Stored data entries
########################################

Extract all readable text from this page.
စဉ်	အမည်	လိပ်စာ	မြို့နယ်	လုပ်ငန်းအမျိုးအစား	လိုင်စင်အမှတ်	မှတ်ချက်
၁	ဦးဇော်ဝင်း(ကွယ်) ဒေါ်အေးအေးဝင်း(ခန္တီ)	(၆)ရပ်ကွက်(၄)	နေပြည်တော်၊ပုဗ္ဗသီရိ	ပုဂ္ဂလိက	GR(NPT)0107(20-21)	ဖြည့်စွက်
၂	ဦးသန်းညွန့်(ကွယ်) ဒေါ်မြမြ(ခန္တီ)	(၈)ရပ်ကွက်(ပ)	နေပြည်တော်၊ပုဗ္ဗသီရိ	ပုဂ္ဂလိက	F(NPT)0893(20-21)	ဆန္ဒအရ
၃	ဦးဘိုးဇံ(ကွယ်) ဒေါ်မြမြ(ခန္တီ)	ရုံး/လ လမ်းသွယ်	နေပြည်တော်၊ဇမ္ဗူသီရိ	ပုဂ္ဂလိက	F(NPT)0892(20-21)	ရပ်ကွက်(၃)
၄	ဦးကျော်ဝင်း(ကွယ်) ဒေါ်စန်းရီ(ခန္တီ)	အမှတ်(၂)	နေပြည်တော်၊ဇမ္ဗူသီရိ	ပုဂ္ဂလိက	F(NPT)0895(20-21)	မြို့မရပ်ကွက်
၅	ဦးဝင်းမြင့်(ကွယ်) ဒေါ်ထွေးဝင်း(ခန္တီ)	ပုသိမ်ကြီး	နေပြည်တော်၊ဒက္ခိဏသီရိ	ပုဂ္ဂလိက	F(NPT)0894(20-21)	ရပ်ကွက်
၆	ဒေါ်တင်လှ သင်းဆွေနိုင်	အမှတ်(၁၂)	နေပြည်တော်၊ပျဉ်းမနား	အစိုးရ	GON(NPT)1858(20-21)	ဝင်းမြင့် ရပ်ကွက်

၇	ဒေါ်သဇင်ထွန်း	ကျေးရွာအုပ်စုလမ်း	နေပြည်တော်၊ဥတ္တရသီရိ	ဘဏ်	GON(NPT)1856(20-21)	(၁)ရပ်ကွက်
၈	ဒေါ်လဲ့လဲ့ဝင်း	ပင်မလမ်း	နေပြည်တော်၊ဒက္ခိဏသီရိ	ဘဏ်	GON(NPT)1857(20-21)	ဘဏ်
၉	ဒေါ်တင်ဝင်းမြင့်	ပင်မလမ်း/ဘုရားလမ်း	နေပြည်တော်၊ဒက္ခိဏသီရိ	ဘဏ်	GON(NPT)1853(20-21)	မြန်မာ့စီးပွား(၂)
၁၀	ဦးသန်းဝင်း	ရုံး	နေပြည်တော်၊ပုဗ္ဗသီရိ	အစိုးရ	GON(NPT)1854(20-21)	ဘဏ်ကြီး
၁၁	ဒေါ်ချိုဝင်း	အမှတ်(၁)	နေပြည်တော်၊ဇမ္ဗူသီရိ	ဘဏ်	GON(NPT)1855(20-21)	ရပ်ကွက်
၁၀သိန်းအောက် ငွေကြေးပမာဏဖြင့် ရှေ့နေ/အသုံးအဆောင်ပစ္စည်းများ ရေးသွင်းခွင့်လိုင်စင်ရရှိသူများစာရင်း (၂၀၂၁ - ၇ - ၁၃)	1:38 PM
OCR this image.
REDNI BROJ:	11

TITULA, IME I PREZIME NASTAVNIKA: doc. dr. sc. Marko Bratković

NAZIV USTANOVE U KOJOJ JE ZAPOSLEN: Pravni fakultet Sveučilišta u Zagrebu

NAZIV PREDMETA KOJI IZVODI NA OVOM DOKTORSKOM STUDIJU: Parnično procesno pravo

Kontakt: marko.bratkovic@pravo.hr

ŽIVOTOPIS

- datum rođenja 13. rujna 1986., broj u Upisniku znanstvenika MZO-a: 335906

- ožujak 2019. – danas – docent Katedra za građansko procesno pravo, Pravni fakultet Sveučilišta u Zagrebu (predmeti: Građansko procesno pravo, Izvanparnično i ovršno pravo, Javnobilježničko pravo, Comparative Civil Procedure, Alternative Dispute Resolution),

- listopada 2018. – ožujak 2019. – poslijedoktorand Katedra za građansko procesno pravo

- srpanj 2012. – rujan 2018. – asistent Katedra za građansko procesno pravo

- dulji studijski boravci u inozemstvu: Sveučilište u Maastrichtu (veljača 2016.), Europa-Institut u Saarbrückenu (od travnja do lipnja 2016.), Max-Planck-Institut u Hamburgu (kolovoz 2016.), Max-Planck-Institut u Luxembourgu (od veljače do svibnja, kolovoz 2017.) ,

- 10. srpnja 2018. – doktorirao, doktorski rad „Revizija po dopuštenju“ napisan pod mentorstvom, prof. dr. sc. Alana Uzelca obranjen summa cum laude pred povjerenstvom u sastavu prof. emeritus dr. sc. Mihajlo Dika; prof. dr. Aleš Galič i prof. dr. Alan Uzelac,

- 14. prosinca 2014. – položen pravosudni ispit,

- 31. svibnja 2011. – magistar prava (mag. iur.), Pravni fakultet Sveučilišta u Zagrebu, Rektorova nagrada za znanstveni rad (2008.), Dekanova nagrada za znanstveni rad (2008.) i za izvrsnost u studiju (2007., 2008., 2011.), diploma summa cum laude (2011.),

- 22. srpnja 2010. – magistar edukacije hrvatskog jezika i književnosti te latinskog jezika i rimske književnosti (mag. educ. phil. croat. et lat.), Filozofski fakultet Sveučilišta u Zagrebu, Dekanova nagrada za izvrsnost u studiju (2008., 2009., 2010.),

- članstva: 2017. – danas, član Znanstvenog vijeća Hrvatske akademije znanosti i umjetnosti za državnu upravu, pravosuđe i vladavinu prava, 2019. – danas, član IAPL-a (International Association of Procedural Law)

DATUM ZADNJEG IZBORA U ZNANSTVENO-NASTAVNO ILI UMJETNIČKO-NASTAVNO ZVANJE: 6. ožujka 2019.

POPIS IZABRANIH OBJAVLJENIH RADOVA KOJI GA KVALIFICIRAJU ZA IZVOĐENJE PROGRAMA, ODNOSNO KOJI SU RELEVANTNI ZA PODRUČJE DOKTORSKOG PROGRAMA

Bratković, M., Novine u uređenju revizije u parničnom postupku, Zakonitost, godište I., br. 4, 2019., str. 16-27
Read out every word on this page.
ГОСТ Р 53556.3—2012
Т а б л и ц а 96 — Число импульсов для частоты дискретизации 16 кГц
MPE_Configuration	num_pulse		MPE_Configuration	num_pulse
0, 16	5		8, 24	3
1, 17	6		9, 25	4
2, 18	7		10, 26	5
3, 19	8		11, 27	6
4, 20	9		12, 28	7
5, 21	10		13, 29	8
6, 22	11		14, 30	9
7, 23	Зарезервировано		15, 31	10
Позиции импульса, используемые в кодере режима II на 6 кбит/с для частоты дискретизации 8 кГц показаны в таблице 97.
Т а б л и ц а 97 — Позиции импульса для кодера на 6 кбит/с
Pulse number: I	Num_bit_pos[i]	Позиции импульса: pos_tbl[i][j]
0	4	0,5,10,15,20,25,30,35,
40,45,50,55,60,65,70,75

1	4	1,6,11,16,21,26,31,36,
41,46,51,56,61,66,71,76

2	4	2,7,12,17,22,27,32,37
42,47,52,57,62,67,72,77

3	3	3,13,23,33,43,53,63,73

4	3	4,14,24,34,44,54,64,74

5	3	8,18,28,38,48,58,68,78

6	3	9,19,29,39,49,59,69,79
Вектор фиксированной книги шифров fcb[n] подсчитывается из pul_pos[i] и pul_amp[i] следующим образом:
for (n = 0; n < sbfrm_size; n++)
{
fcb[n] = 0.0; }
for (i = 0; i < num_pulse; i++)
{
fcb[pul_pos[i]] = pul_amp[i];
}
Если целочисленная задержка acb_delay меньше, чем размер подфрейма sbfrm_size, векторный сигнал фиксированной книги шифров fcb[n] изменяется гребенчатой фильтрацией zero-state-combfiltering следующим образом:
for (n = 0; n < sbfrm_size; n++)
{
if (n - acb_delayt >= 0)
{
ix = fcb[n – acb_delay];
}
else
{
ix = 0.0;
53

########################################

**TASK GOAL**
Copy all lines from the material that hold "частоты".

**TASK ANSWER**
Т а б л и ц а 96 — Число импульсов для частоты дискретизации 16 кГц
Позиции импульса, используемые в кодере режима II на 6 кбит/с для частоты дискретизации 8 кГц показаны в таблице 97.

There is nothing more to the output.